Problem to solve: Records follow. Select each line holding "Login".

######

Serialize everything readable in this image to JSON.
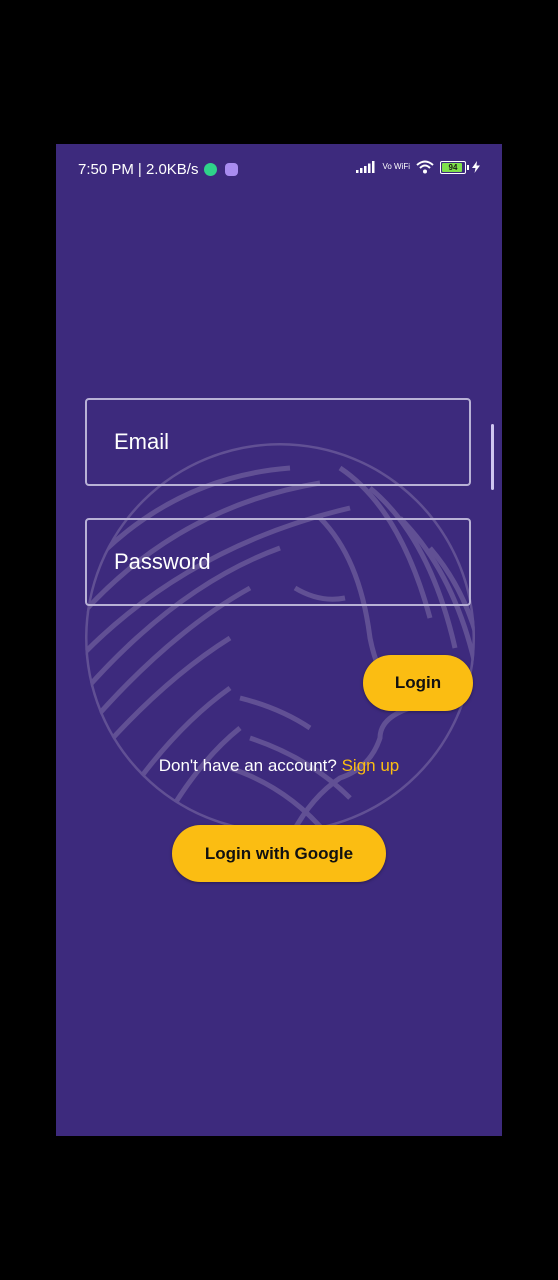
{
  "status_bar": {
    "time": "7:50 PM",
    "speed": "| 2.0KB/s",
    "network": "Vo WiFi",
    "battery": "94"
  },
  "form": {
    "email_placeholder": "Email",
    "password_placeholder": "Password",
    "login_label": "Login",
    "signup_prompt": "Don't have an account?",
    "signup_link": "Sign up",
    "google_label": "Login with Google"
  },
  "colors": {
    "background": "#3d2a7d",
    "accent": "#fbbd12",
    "field_border": "#b9b2d6"
  },
  "icons": [
    "signal-icon",
    "wifi-icon",
    "battery-icon",
    "charging-icon",
    "app-notification-icon",
    "brand-logo-watermark"
  ]
}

######

The answer:
    "login_label": "Login",
    "google_label": "Login with Google"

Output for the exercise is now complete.